-- start of Supplied records --

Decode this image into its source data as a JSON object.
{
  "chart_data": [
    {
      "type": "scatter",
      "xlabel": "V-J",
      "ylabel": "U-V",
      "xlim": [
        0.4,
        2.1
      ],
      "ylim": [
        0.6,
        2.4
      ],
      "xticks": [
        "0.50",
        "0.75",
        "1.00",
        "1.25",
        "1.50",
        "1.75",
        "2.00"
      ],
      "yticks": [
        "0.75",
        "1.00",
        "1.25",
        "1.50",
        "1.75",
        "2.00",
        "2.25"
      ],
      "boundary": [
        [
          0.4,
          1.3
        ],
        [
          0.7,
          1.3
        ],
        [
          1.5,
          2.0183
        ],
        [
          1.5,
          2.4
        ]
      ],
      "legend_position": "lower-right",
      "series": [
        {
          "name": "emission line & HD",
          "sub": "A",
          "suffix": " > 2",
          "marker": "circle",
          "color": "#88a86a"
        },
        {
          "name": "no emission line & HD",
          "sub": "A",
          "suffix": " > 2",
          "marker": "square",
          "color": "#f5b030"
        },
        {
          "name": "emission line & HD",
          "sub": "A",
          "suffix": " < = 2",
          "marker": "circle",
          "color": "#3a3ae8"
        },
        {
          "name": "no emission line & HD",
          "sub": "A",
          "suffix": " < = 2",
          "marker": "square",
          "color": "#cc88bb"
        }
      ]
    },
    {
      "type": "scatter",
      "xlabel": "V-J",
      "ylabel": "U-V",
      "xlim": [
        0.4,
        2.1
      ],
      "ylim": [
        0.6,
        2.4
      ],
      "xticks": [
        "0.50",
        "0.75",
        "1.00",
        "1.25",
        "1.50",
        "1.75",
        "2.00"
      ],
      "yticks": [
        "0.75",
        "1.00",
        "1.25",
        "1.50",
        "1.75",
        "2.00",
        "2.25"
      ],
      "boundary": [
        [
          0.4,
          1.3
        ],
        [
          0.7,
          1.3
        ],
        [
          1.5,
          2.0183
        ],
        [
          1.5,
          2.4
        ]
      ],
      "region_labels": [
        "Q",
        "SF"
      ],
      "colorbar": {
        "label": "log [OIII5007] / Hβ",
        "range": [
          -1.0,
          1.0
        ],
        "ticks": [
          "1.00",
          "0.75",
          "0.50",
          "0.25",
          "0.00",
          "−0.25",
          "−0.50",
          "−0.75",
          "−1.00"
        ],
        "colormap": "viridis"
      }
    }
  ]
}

-- end of Supplied records --

• What needs to be done: The entries above must be returned in full, exactly as shown.

• Finished task:
Decode this image into its source data as a JSON object.
{
  "chart_data": [
    {
      "type": "scatter",
      "xlabel": "V-J",
      "ylabel": "U-V",
      "xlim": [
        0.4,
        2.1
      ],
      "ylim": [
        0.6,
        2.4
      ],
      "xticks": [
        "0.50",
        "0.75",
        "1.00",
        "1.25",
        "1.50",
        "1.75",
        "2.00"
      ],
      "yticks": [
        "0.75",
        "1.00",
        "1.25",
        "1.50",
        "1.75",
        "2.00",
        "2.25"
      ],
      "boundary": [
        [
          0.4,
          1.3
        ],
        [
          0.7,
          1.3
        ],
        [
          1.5,
          2.0183
        ],
        [
          1.5,
          2.4
        ]
      ],
      "legend_position": "lower-right",
      "series": [
        {
          "name": "emission line & HD",
          "sub": "A",
          "suffix": " > 2",
          "marker": "circle",
          "color": "#88a86a"
        },
        {
          "name": "no emission line & HD",
          "sub": "A",
          "suffix": " > 2",
          "marker": "square",
          "color": "#f5b030"
        },
        {
          "name": "emission line & HD",
          "sub": "A",
          "suffix": " < = 2",
          "marker": "circle",
          "color": "#3a3ae8"
        },
        {
          "name": "no emission line & HD",
          "sub": "A",
          "suffix": " < = 2",
          "marker": "square",
          "color": "#cc88bb"
        }
      ]
    },
    {
      "type": "scatter",
      "xlabel": "V-J",
      "ylabel": "U-V",
      "xlim": [
        0.4,
        2.1
      ],
      "ylim": [
        0.6,
        2.4
      ],
      "xticks": [
        "0.50",
        "0.75",
        "1.00",
        "1.25",
        "1.50",
        "1.75",
        "2.00"
      ],
      "yticks": [
        "0.75",
        "1.00",
        "1.25",
        "1.50",
        "1.75",
        "2.00",
        "2.25"
      ],
      "boundary": [
        [
          0.4,
          1.3
        ],
        [
          0.7,
          1.3
        ],
        [
          1.5,
          2.0183
        ],
        [
          1.5,
          2.4
        ]
      ],
      "region_labels": [
        "Q",
        "SF"
      ],
      "colorbar": {
        "label": "log [OIII5007] / Hβ",
        "range": [
          -1.0,
          1.0
        ],
        "ticks": [
          "1.00",
          "0.75",
          "0.50",
          "0.25",
          "0.00",
          "−0.25",
          "−0.50",
          "−0.75",
          "−1.00"
        ],
        "colormap": "viridis"
      }
    }
  ]
}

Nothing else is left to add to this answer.